▶ _TASK PROMPT_
Within the data below, state how many lines contain the string "title". Provide the number only.

[Records from a collection of figures]
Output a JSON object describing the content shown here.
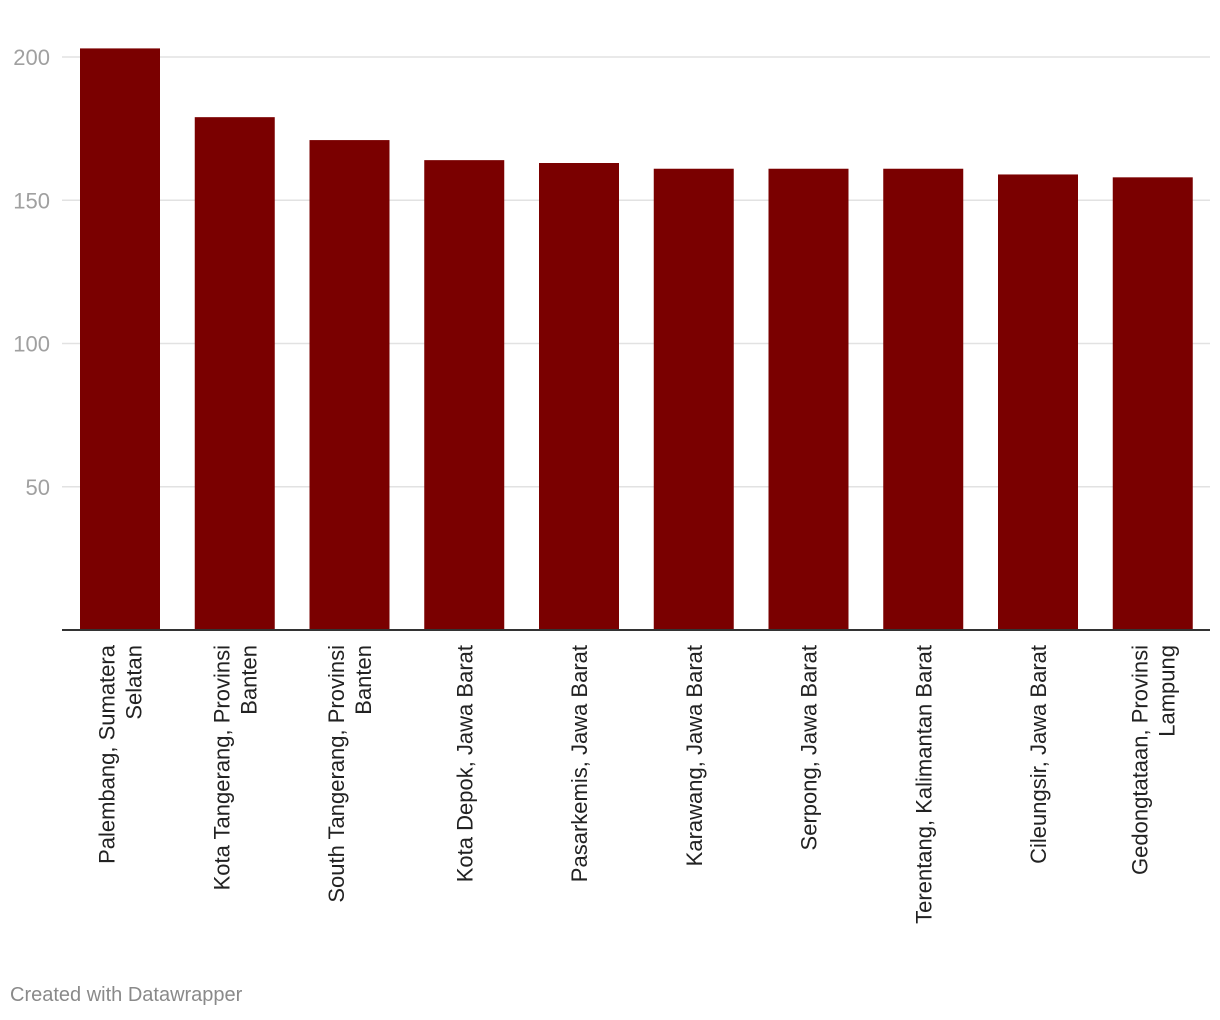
{
  "chart_data": {
    "type": "bar",
    "categories": [
      "Palembang, Sumatera Selatan",
      "Kota Tangerang, Provinsi Banten",
      "South Tangerang, Provinsi Banten",
      "Kota Depok, Jawa Barat",
      "Pasarkemis, Jawa Barat",
      "Karawang, Jawa Barat",
      "Serpong, Jawa Barat",
      "Terentang, Kalimantan Barat",
      "Cileungsir, Jawa Barat",
      "Gedongtataan, Provinsi Lampung"
    ],
    "category_lines": [
      [
        "Palembang, Sumatera",
        "Selatan"
      ],
      [
        "Kota Tangerang, Provinsi",
        "Banten"
      ],
      [
        "South Tangerang, Provinsi",
        "Banten"
      ],
      [
        "Kota Depok, Jawa Barat"
      ],
      [
        "Pasarkemis, Jawa Barat"
      ],
      [
        "Karawang, Jawa Barat"
      ],
      [
        "Serpong, Jawa Barat"
      ],
      [
        "Terentang, Kalimantan Barat"
      ],
      [
        "Cileungsir, Jawa Barat"
      ],
      [
        "Gedongtataan, Provinsi",
        "Lampung"
      ]
    ],
    "values": [
      203,
      179,
      171,
      164,
      163,
      161,
      161,
      161,
      159,
      158
    ],
    "ylim": [
      0,
      200
    ],
    "yticks": [
      50,
      100,
      150,
      200
    ],
    "grid": true,
    "title": "",
    "xlabel": "",
    "ylabel": "",
    "colors": {
      "bar": "#7a0000",
      "grid": "#e2e2e2",
      "axis": "#333333",
      "tick_label": "#a0a0a0",
      "category_label": "#222222"
    }
  },
  "footer": {
    "credit": "Created with Datawrapper"
  }
}
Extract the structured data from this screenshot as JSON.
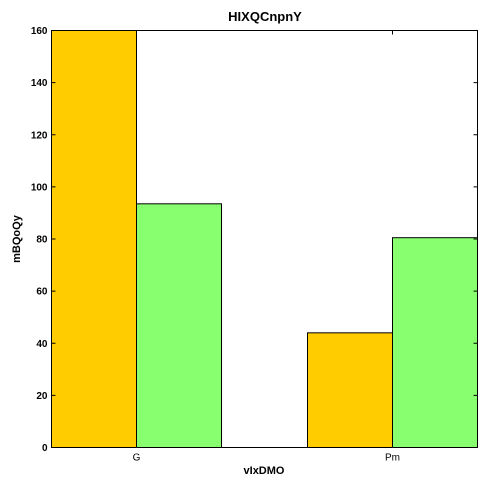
{
  "chart_data": {
    "type": "bar",
    "title": "HIXQCnpnY",
    "xlabel": "vIxDMO",
    "ylabel": "mBQoQy",
    "categories": [
      "G",
      "Pm"
    ],
    "series": [
      {
        "values": [
          160,
          44
        ],
        "color": "#ffcc00"
      },
      {
        "values": [
          93.5,
          80.5
        ],
        "color": "#88ff6e"
      }
    ],
    "ylim": [
      0,
      160
    ],
    "yticks": [
      0,
      20,
      40,
      60,
      80,
      100,
      120,
      140,
      160
    ],
    "grid": false,
    "legend": "none"
  }
}
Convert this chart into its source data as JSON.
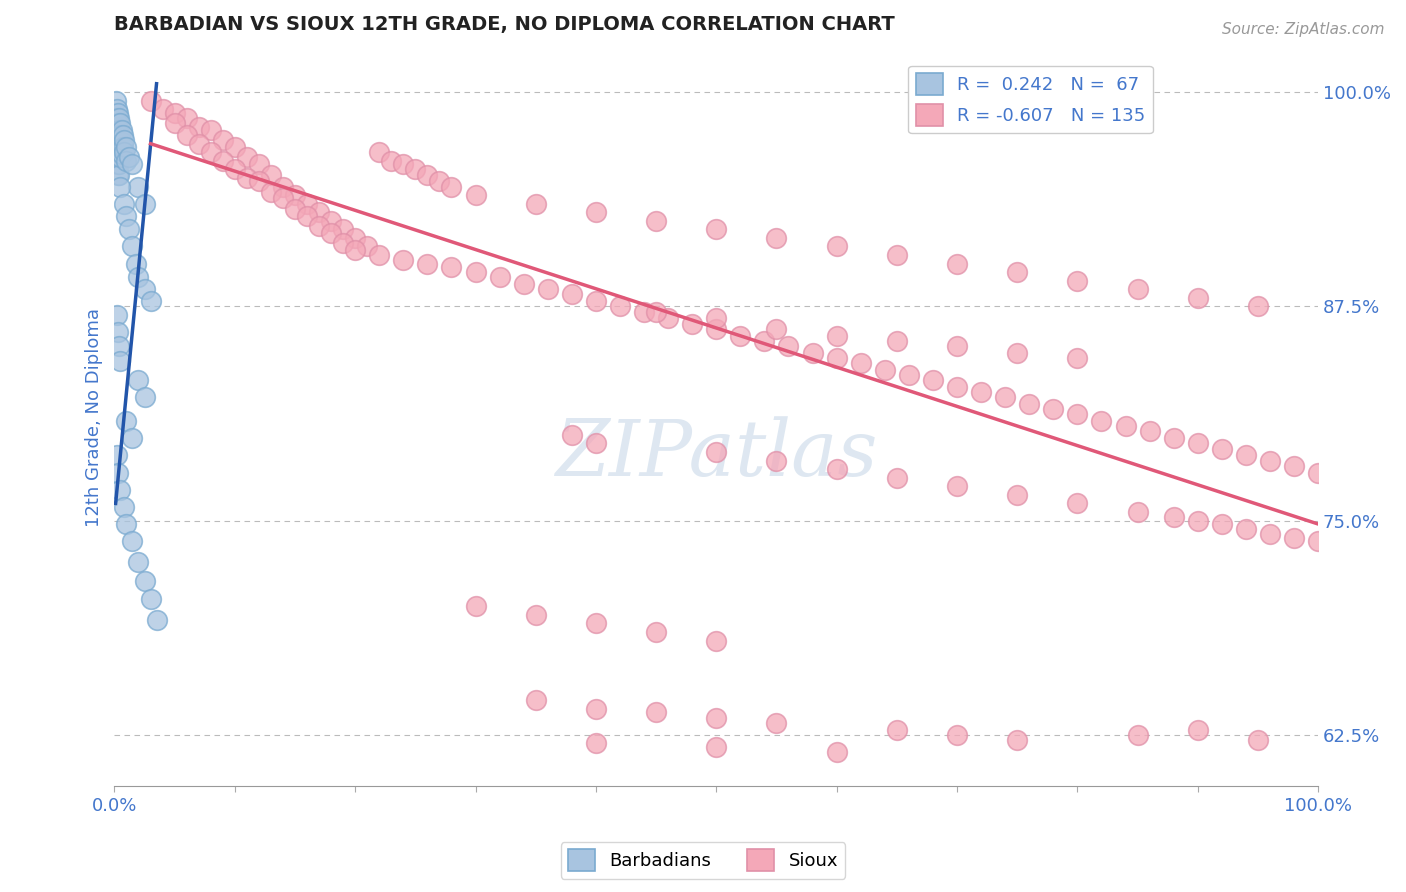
{
  "title": "BARBADIAN VS SIOUX 12TH GRADE, NO DIPLOMA CORRELATION CHART",
  "source_text": "Source: ZipAtlas.com",
  "ylabel": "12th Grade, No Diploma",
  "xlim": [
    0.0,
    1.0
  ],
  "ylim": [
    0.595,
    1.025
  ],
  "yticks": [
    0.625,
    0.75,
    0.875,
    1.0
  ],
  "ytick_labels": [
    "62.5%",
    "75.0%",
    "87.5%",
    "100.0%"
  ],
  "barbadian_color": "#a8c4e0",
  "sioux_color": "#f4a8b8",
  "barbadian_line_color": "#2255aa",
  "sioux_line_color": "#e05878",
  "R_barbadian": 0.242,
  "N_barbadian": 67,
  "R_sioux": -0.607,
  "N_sioux": 135,
  "background_color": "#ffffff",
  "grid_color": "#bbbbbb",
  "axis_label_color": "#4477cc",
  "watermark_text": "ZIPatlas",
  "barbadian_points": [
    [
      0.001,
      0.995
    ],
    [
      0.001,
      0.985
    ],
    [
      0.001,
      0.98
    ],
    [
      0.001,
      0.975
    ],
    [
      0.002,
      0.99
    ],
    [
      0.002,
      0.985
    ],
    [
      0.002,
      0.978
    ],
    [
      0.002,
      0.972
    ],
    [
      0.002,
      0.968
    ],
    [
      0.002,
      0.963
    ],
    [
      0.002,
      0.958
    ],
    [
      0.003,
      0.988
    ],
    [
      0.003,
      0.982
    ],
    [
      0.003,
      0.976
    ],
    [
      0.003,
      0.97
    ],
    [
      0.003,
      0.964
    ],
    [
      0.003,
      0.958
    ],
    [
      0.003,
      0.952
    ],
    [
      0.004,
      0.985
    ],
    [
      0.004,
      0.978
    ],
    [
      0.004,
      0.972
    ],
    [
      0.004,
      0.965
    ],
    [
      0.004,
      0.958
    ],
    [
      0.004,
      0.952
    ],
    [
      0.005,
      0.982
    ],
    [
      0.005,
      0.975
    ],
    [
      0.005,
      0.968
    ],
    [
      0.005,
      0.962
    ],
    [
      0.006,
      0.978
    ],
    [
      0.006,
      0.971
    ],
    [
      0.006,
      0.964
    ],
    [
      0.007,
      0.975
    ],
    [
      0.007,
      0.968
    ],
    [
      0.008,
      0.972
    ],
    [
      0.008,
      0.965
    ],
    [
      0.01,
      0.968
    ],
    [
      0.01,
      0.96
    ],
    [
      0.012,
      0.962
    ],
    [
      0.015,
      0.958
    ],
    [
      0.02,
      0.945
    ],
    [
      0.025,
      0.935
    ],
    [
      0.005,
      0.945
    ],
    [
      0.008,
      0.935
    ],
    [
      0.01,
      0.928
    ],
    [
      0.012,
      0.92
    ],
    [
      0.015,
      0.91
    ],
    [
      0.018,
      0.9
    ],
    [
      0.02,
      0.892
    ],
    [
      0.025,
      0.885
    ],
    [
      0.03,
      0.878
    ],
    [
      0.002,
      0.87
    ],
    [
      0.003,
      0.86
    ],
    [
      0.004,
      0.852
    ],
    [
      0.005,
      0.843
    ],
    [
      0.02,
      0.832
    ],
    [
      0.025,
      0.822
    ],
    [
      0.01,
      0.808
    ],
    [
      0.015,
      0.798
    ],
    [
      0.002,
      0.788
    ],
    [
      0.003,
      0.778
    ],
    [
      0.005,
      0.768
    ],
    [
      0.008,
      0.758
    ],
    [
      0.01,
      0.748
    ],
    [
      0.015,
      0.738
    ],
    [
      0.02,
      0.726
    ],
    [
      0.025,
      0.715
    ],
    [
      0.03,
      0.704
    ],
    [
      0.035,
      0.692
    ]
  ],
  "sioux_points": [
    [
      0.03,
      0.995
    ],
    [
      0.04,
      0.99
    ],
    [
      0.05,
      0.988
    ],
    [
      0.06,
      0.985
    ],
    [
      0.05,
      0.982
    ],
    [
      0.07,
      0.98
    ],
    [
      0.08,
      0.978
    ],
    [
      0.06,
      0.975
    ],
    [
      0.09,
      0.972
    ],
    [
      0.07,
      0.97
    ],
    [
      0.1,
      0.968
    ],
    [
      0.08,
      0.965
    ],
    [
      0.11,
      0.962
    ],
    [
      0.09,
      0.96
    ],
    [
      0.12,
      0.958
    ],
    [
      0.1,
      0.955
    ],
    [
      0.13,
      0.952
    ],
    [
      0.11,
      0.95
    ],
    [
      0.12,
      0.948
    ],
    [
      0.14,
      0.945
    ],
    [
      0.13,
      0.942
    ],
    [
      0.15,
      0.94
    ],
    [
      0.14,
      0.938
    ],
    [
      0.16,
      0.935
    ],
    [
      0.15,
      0.932
    ],
    [
      0.17,
      0.93
    ],
    [
      0.16,
      0.928
    ],
    [
      0.18,
      0.925
    ],
    [
      0.17,
      0.922
    ],
    [
      0.19,
      0.92
    ],
    [
      0.18,
      0.918
    ],
    [
      0.2,
      0.915
    ],
    [
      0.19,
      0.912
    ],
    [
      0.21,
      0.91
    ],
    [
      0.2,
      0.908
    ],
    [
      0.22,
      0.965
    ],
    [
      0.23,
      0.96
    ],
    [
      0.24,
      0.958
    ],
    [
      0.25,
      0.955
    ],
    [
      0.26,
      0.952
    ],
    [
      0.27,
      0.948
    ],
    [
      0.28,
      0.945
    ],
    [
      0.3,
      0.94
    ],
    [
      0.22,
      0.905
    ],
    [
      0.24,
      0.902
    ],
    [
      0.26,
      0.9
    ],
    [
      0.28,
      0.898
    ],
    [
      0.3,
      0.895
    ],
    [
      0.32,
      0.892
    ],
    [
      0.34,
      0.888
    ],
    [
      0.36,
      0.885
    ],
    [
      0.38,
      0.882
    ],
    [
      0.4,
      0.878
    ],
    [
      0.42,
      0.875
    ],
    [
      0.44,
      0.872
    ],
    [
      0.46,
      0.868
    ],
    [
      0.48,
      0.865
    ],
    [
      0.5,
      0.862
    ],
    [
      0.52,
      0.858
    ],
    [
      0.54,
      0.855
    ],
    [
      0.56,
      0.852
    ],
    [
      0.58,
      0.848
    ],
    [
      0.6,
      0.845
    ],
    [
      0.62,
      0.842
    ],
    [
      0.64,
      0.838
    ],
    [
      0.66,
      0.835
    ],
    [
      0.68,
      0.832
    ],
    [
      0.7,
      0.828
    ],
    [
      0.72,
      0.825
    ],
    [
      0.74,
      0.822
    ],
    [
      0.76,
      0.818
    ],
    [
      0.78,
      0.815
    ],
    [
      0.8,
      0.812
    ],
    [
      0.82,
      0.808
    ],
    [
      0.84,
      0.805
    ],
    [
      0.86,
      0.802
    ],
    [
      0.88,
      0.798
    ],
    [
      0.9,
      0.795
    ],
    [
      0.92,
      0.792
    ],
    [
      0.94,
      0.788
    ],
    [
      0.96,
      0.785
    ],
    [
      0.98,
      0.782
    ],
    [
      1.0,
      0.778
    ],
    [
      0.35,
      0.935
    ],
    [
      0.4,
      0.93
    ],
    [
      0.45,
      0.925
    ],
    [
      0.5,
      0.92
    ],
    [
      0.55,
      0.915
    ],
    [
      0.6,
      0.91
    ],
    [
      0.65,
      0.905
    ],
    [
      0.7,
      0.9
    ],
    [
      0.75,
      0.895
    ],
    [
      0.8,
      0.89
    ],
    [
      0.85,
      0.885
    ],
    [
      0.9,
      0.88
    ],
    [
      0.95,
      0.875
    ],
    [
      0.45,
      0.872
    ],
    [
      0.5,
      0.868
    ],
    [
      0.55,
      0.862
    ],
    [
      0.6,
      0.858
    ],
    [
      0.65,
      0.855
    ],
    [
      0.7,
      0.852
    ],
    [
      0.75,
      0.848
    ],
    [
      0.8,
      0.845
    ],
    [
      0.38,
      0.8
    ],
    [
      0.4,
      0.795
    ],
    [
      0.5,
      0.79
    ],
    [
      0.55,
      0.785
    ],
    [
      0.6,
      0.78
    ],
    [
      0.65,
      0.775
    ],
    [
      0.7,
      0.77
    ],
    [
      0.75,
      0.765
    ],
    [
      0.8,
      0.76
    ],
    [
      0.85,
      0.755
    ],
    [
      0.88,
      0.752
    ],
    [
      0.9,
      0.75
    ],
    [
      0.92,
      0.748
    ],
    [
      0.94,
      0.745
    ],
    [
      0.96,
      0.742
    ],
    [
      0.98,
      0.74
    ],
    [
      1.0,
      0.738
    ],
    [
      0.3,
      0.7
    ],
    [
      0.35,
      0.695
    ],
    [
      0.4,
      0.69
    ],
    [
      0.45,
      0.685
    ],
    [
      0.5,
      0.68
    ],
    [
      0.35,
      0.645
    ],
    [
      0.4,
      0.64
    ],
    [
      0.45,
      0.638
    ],
    [
      0.5,
      0.635
    ],
    [
      0.55,
      0.632
    ],
    [
      0.65,
      0.628
    ],
    [
      0.7,
      0.625
    ],
    [
      0.75,
      0.622
    ],
    [
      0.85,
      0.625
    ],
    [
      0.9,
      0.628
    ],
    [
      0.4,
      0.62
    ],
    [
      0.5,
      0.618
    ],
    [
      0.6,
      0.615
    ],
    [
      0.95,
      0.622
    ]
  ],
  "barb_trend_x": [
    0.001,
    0.035
  ],
  "barb_trend_y": [
    0.76,
    1.005
  ],
  "sioux_trend_x": [
    0.03,
    1.0
  ],
  "sioux_trend_y": [
    0.97,
    0.748
  ]
}
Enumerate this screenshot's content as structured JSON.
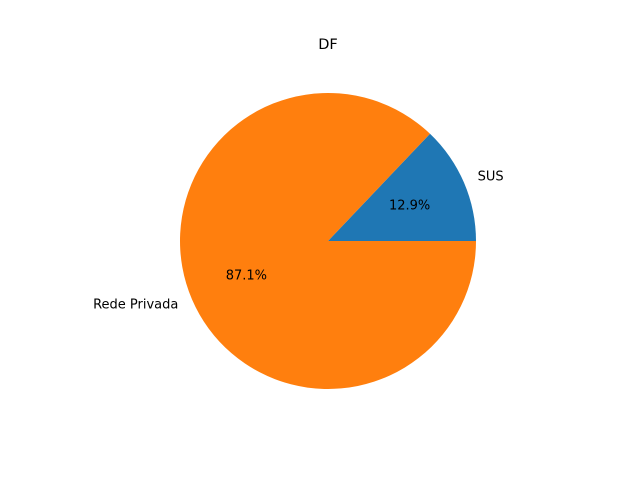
{
  "chart_data": {
    "type": "pie",
    "title": "DF",
    "slices": [
      {
        "label": "SUS",
        "value": 12.9,
        "pct_label": "12.9%",
        "color": "#1f77b4"
      },
      {
        "label": "Rede Privada",
        "value": 87.1,
        "pct_label": "87.1%",
        "color": "#ff7f0e"
      }
    ],
    "start_angle_deg": 0,
    "direction": "counterclockwise",
    "legend": "none"
  }
}
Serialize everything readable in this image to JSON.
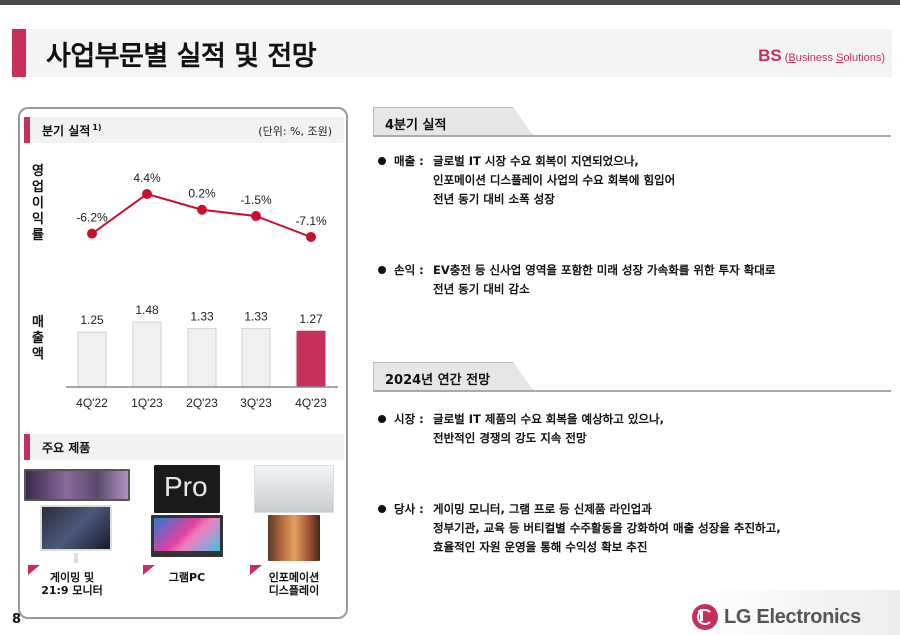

▶ _EXERCISE SOLUTION_
4